• Your task: Write the records out again exactly, leaving no images in.

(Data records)
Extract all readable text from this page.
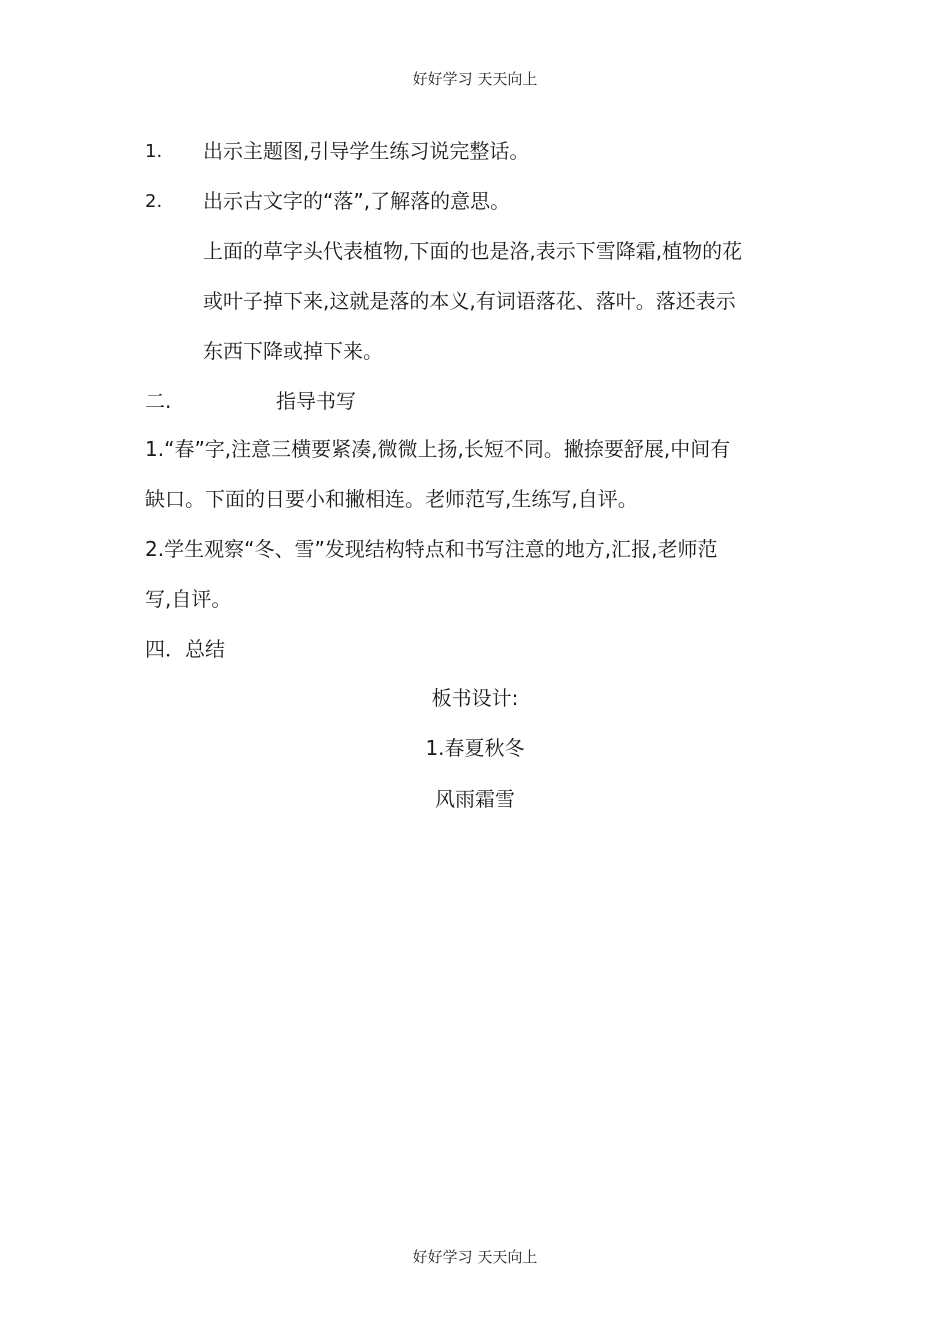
好好学习 天天向上
1. 出示主题图,引导学生练习说完整话。
2. 出示古文字的“落”,了解落的意思。
上面的草字头代表植物,下面的也是洛,表示下雪降霜,植物的花
或叶子掉下来,这就是落的本义,有词语落花、落叶。落还表示
东西下降或掉下来。
二.	指导书写
1.“春”字,注意三横要紧凑,微微上扬,长短不同。撇捺要舒展,中间有
缺口。下面的日要小和撇相连。老师范写,生练写,自评。
2.学生观察“冬、雪”发现结构特点和书写注意的地方,汇报,老师范
写,自评。
四．总结
板书设计:
1.春夏秋冬
风雨霜雪
好好学习 天天向上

• Finished exercise:
Extract all readable text from this page.
好好学习 天天向上
1. 出示主题图,引导学生练习说完整话。
2. 出示古文字的“落”,了解落的意思。
上面的草字头代表植物,下面的也是洛,表示下雪降霜,植物的花
或叶子掉下来,这就是落的本义,有词语落花、落叶。落还表示
东西下降或掉下来。
二.	指导书写
1.“春”字,注意三横要紧凑,微微上扬,长短不同。撇捺要舒展,中间有
缺口。下面的日要小和撇相连。老师范写,生练写,自评。
2.学生观察“冬、雪”发现结构特点和书写注意的地方,汇报,老师范
写,自评。
四．总结
板书设计:
1.春夏秋冬
风雨霜雪
好好学习 天天向上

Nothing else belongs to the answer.